Passage fourni.
================

Il convient encore de relever que les zones géographiques visées par une telle conservation ciblée peuvent et, le cas échéant, doivent être modifiées en fonction de l’évolution des conditions ayant justifié leur sélection, permettant ainsi notamment de réagir aux évolutions de la lutte contre la criminalité grave. En effet, la Cour a déjà jugé que la durée des mesures de conservation ciblée, décrites aux points 105 à 110 du présent arrêt, ne saurait dépasser celle qui est strictement nécessaire au regard de l’objectif poursuivi ainsi que des circonstances les justifiant, sans préjudice d’un renouvellement éventuel en raison de la persistance de la nécessité de procéder à une telle conservation (arrêts du 6 octobre 2020, La Quadrature du Net e.a., C‑511/18, C‑512/18 et C‑520/18, EU:C:2020:791, point 151, ainsi que du 5 avril 2022, Commissioner of An Garda Síochána e.a., C‑140/20, EU:C:2022:258, point 82).

112

S’agissant de la possibilité de prévoir des critères distinctifs autres qu’un critère personnel ou géographique pour mettre en œuvre une conservation ciblée des données relatives au trafic et des données de localisation, il ne saurait être exclu que d’autres critères, objectifs et non discriminatoires, puissent entrer en ligne de compte afin d’assurer que la portée d’une conservation ciblée soit limitée au strict nécessaire et d’établir un lien, au moins indirect, entre les actes de criminalité grave et les personnes dont les données sont conservées. Cela étant, l’article 15, paragraphe 1, de la directive 2002/58 visant des mesures législatives des États membres, c’est à ces derniers et non à la Cour qu’il incombe d’identifier de tels critères, étant entendu qu’il ne saurait être question de réinstaurer, par ce moyen, une conservation généralisée et indifférenciée des données relatives au trafic et des données de localisation (arrêt du 5 avril 2022, Commissioner of An Garda Síochána e.a., C‑140/20, EU:C:2022:258, point 83).

================

Relevés de l'emplacement des éléments.

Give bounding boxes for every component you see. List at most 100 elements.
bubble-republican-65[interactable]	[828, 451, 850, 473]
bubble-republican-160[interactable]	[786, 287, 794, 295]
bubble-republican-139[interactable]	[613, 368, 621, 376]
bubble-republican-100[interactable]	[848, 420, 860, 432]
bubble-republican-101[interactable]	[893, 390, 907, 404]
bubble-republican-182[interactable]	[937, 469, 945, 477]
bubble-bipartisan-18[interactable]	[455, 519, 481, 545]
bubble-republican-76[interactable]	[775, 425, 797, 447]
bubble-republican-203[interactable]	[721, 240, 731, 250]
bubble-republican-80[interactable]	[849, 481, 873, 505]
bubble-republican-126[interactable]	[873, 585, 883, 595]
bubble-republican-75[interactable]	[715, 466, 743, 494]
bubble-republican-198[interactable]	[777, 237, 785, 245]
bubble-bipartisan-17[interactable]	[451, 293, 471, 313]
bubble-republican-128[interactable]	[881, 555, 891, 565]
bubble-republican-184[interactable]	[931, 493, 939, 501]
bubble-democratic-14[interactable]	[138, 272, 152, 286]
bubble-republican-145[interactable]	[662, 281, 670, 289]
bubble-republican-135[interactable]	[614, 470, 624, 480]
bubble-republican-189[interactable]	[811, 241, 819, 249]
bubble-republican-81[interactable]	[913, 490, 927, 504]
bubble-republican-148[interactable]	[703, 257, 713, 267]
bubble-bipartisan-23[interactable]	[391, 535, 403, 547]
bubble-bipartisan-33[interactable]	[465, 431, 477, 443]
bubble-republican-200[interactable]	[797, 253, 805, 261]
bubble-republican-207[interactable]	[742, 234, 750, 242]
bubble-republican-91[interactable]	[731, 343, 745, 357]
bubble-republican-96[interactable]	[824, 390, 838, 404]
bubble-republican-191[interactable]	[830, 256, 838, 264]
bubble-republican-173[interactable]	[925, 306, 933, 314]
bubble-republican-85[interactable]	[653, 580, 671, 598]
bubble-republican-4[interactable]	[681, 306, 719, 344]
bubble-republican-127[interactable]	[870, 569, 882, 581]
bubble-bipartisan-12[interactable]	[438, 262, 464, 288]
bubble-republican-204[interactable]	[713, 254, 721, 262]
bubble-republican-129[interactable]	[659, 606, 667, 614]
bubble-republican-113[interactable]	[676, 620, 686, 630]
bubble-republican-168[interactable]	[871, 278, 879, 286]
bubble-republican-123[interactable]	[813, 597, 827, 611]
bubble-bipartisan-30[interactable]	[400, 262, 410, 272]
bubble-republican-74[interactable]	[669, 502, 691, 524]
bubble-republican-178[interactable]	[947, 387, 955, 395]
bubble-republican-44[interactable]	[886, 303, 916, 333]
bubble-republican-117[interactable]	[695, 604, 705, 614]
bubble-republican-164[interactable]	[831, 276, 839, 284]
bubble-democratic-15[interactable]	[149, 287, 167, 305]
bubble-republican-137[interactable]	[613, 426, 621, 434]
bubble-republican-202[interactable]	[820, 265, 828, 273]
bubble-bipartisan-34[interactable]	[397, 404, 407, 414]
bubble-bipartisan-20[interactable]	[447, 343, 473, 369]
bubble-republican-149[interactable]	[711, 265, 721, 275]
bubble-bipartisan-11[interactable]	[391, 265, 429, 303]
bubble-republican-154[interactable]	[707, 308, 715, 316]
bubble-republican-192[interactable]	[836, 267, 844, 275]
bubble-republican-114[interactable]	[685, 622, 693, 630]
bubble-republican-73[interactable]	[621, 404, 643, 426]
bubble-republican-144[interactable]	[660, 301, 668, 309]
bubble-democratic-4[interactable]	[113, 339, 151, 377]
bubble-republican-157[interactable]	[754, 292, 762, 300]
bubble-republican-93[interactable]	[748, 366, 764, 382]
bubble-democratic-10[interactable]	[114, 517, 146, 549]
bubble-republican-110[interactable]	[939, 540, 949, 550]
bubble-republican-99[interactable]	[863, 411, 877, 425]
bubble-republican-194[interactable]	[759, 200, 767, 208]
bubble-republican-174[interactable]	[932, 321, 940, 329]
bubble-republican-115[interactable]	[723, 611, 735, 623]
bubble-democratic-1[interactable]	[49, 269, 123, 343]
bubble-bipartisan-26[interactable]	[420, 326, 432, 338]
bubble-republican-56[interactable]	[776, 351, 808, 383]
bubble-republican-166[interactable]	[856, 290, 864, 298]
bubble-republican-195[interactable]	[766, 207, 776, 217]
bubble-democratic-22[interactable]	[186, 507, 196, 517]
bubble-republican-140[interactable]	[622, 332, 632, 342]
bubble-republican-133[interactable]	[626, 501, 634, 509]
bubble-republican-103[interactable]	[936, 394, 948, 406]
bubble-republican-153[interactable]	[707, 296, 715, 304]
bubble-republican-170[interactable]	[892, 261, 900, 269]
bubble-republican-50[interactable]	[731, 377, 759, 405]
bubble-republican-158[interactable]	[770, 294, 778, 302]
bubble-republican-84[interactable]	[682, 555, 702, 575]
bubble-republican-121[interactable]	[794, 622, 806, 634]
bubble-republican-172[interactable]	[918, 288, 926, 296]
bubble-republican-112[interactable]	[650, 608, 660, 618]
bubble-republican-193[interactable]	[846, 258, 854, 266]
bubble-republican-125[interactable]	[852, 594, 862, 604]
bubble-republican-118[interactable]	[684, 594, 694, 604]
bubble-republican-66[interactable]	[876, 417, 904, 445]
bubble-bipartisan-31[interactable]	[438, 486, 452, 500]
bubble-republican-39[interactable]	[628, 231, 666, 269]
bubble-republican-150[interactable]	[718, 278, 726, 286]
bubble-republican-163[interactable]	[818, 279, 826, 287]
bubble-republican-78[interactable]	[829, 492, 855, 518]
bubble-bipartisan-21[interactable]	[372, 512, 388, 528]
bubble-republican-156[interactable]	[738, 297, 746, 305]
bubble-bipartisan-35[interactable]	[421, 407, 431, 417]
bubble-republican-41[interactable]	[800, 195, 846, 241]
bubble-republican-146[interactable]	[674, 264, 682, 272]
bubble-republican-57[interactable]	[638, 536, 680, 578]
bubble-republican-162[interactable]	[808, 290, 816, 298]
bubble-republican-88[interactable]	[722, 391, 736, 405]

================

Énoncé écrit.
Donnez la suite de l'extrait d'arrêt ci-dessus sur la conservation ciblée des données relatives au trafic et de localisation, en reprenant après sa dernière phrase.

Résultat final.
113

En tout état de cause, ainsi que M. l’avocat général l’a relevé au point 50 de ses conclusions, l’existence éventuelle de difficultés pour définir précisément les hypothèses et les conditions dans lesquelles une conservation ciblée peut être effectuée ne saurait justifier que des États membres, en faisant de l’exception une règle, prévoient une conservation généralisée et indifférenciée des données relatives au trafic et des données de localisation (arrêt du 5 avril 2022, Commissioner of An Garda Síochána e.a., C‑140/20, EU:C:2022:258, point 84).

114

S’agissant, deuxièmement, de la conservation rapide des données relatives au trafic et des données de localisation traitées et stockées par les fournisseurs de services de communications électroniques sur le fondement des articles 5, 6 et 9 de la directive 2002/58 ou sur celui des mesures législatives prises en vertu de l’article 15, paragraphe 1, de cette directive, il convient de rappeler que de telles données doivent, en principe, être, selon le cas, effacées ou rendues anonymes au terme des délais légaux dans lesquels doivent intervenir, conformément aux dispositions nationales transposant ladite directive, leur traitement et leur stockage. Néanmoins, la Cour a jugé que, pendant ce traitement et ce stockage, peuvent se présenter des situations dans lesquelles survient la nécessité de conserver lesdites données au-delà de ces délais aux fins de l’élucidation d’infractions pénales graves ou d’atteintes à la sécurité nationale, et ce tant dans la situation où ces infractions ou ces atteintes ont déjà pu être constatées que dans celle où leur existence peut, au terme d’un examen objectif de l’ensemble des circonstances pertinentes, être raisonnablement soupçonnée (arrêt du 5 avril 2022, Commissioner of An Garda Síochána e.a., C‑140/20, EU:C:2022:258, point 85).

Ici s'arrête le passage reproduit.